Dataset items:
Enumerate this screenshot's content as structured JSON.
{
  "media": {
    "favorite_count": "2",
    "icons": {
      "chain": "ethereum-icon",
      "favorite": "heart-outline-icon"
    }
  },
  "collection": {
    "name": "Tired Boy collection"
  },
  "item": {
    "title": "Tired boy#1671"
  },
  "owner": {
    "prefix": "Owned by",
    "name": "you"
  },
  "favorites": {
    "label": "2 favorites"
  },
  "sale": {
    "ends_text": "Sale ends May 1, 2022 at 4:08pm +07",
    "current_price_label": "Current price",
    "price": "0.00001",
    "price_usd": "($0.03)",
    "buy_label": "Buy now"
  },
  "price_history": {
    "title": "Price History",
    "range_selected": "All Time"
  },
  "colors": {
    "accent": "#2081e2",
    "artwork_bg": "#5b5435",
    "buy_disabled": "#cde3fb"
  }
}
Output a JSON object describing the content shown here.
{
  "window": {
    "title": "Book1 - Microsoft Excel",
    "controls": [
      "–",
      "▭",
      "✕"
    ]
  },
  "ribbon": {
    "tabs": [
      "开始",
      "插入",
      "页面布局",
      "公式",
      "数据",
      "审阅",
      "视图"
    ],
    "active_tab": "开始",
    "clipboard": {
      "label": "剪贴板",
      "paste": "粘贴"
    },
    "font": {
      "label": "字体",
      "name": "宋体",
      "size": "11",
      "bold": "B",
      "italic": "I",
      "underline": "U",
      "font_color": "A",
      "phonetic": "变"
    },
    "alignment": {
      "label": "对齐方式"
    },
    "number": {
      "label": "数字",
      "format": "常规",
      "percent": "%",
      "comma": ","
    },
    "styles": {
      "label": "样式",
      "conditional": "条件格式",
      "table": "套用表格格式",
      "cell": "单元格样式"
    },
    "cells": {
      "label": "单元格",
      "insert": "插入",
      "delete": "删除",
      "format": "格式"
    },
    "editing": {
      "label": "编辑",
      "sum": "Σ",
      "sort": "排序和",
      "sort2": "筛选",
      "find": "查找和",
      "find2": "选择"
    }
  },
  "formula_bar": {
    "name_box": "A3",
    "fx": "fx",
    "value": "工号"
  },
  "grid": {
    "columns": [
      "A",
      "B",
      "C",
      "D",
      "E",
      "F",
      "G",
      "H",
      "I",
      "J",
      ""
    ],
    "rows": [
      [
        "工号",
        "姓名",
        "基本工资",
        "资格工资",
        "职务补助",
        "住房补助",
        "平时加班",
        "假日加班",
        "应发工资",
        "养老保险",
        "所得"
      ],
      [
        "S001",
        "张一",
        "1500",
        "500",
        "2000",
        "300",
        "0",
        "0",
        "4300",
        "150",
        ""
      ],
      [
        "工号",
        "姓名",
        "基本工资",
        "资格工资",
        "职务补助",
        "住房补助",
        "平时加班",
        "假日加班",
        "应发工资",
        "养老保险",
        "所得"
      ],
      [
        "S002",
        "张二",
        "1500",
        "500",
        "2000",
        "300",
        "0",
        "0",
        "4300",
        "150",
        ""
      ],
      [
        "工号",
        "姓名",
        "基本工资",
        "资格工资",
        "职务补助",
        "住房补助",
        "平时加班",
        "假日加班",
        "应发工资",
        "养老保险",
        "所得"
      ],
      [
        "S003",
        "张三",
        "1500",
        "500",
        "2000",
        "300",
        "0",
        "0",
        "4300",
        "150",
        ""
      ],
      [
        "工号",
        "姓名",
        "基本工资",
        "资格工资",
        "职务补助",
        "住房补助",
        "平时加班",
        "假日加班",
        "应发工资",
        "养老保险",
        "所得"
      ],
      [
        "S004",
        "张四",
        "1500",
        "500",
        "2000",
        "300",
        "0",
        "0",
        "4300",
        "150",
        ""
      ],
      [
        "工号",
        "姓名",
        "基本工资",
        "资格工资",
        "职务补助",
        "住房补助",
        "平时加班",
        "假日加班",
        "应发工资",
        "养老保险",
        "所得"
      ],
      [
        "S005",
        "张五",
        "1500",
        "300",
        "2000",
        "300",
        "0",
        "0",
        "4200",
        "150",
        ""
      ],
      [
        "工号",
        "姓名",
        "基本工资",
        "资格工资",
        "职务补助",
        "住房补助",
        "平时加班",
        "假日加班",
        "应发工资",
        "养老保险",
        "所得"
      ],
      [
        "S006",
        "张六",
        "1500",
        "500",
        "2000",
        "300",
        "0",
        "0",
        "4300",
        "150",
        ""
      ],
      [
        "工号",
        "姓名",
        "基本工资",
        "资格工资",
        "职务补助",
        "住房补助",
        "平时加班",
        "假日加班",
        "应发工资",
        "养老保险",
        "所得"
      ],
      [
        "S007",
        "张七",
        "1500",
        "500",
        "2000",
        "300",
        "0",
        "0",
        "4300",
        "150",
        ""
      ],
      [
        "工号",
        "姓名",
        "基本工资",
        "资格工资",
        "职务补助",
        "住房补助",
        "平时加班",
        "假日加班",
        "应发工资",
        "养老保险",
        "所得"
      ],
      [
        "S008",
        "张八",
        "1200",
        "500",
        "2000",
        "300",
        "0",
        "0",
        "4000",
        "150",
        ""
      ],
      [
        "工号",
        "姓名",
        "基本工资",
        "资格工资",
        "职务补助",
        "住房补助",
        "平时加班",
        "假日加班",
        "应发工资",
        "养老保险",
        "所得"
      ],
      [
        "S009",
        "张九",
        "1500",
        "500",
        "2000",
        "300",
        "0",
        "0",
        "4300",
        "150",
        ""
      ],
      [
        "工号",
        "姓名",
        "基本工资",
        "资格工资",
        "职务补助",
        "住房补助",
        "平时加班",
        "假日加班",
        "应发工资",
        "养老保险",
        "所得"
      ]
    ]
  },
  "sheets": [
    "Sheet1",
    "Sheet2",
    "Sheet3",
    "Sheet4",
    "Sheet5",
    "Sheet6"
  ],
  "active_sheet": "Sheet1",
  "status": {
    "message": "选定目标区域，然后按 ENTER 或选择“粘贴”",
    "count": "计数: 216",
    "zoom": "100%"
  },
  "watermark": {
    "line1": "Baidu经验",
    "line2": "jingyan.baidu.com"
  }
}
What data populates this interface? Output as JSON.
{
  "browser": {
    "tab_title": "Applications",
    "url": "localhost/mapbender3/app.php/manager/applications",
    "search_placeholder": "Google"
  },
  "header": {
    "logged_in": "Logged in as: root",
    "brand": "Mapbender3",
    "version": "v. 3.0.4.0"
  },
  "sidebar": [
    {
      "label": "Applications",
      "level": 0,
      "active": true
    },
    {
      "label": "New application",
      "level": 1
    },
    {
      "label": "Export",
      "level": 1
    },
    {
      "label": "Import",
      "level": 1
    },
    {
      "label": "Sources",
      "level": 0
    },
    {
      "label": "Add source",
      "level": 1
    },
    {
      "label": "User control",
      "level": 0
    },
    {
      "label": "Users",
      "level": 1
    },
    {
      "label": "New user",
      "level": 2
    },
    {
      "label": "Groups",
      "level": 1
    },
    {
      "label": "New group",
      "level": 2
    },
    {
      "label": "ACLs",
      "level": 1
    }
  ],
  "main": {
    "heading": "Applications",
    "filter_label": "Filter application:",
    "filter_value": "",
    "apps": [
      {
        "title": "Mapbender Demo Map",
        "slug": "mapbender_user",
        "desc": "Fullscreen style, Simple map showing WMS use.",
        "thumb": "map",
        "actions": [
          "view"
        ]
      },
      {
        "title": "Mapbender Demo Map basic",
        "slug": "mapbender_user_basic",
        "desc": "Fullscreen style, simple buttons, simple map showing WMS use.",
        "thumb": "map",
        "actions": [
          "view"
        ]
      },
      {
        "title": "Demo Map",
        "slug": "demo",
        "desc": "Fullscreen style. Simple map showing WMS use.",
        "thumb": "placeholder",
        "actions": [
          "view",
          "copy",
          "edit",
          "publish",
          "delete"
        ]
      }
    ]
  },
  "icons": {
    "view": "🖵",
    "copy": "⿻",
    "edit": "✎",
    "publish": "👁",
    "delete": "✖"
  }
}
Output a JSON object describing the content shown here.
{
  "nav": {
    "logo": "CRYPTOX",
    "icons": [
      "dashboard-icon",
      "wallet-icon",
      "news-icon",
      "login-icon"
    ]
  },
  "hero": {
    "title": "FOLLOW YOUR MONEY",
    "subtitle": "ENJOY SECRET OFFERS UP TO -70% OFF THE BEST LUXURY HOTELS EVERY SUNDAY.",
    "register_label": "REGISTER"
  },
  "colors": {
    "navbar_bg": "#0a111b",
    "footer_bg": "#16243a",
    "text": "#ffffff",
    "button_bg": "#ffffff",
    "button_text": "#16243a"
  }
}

▸ **What to work on**:
Only the number is needed: state how many lines in the listing contain "collection".

▸ **Answer to this problem**:
2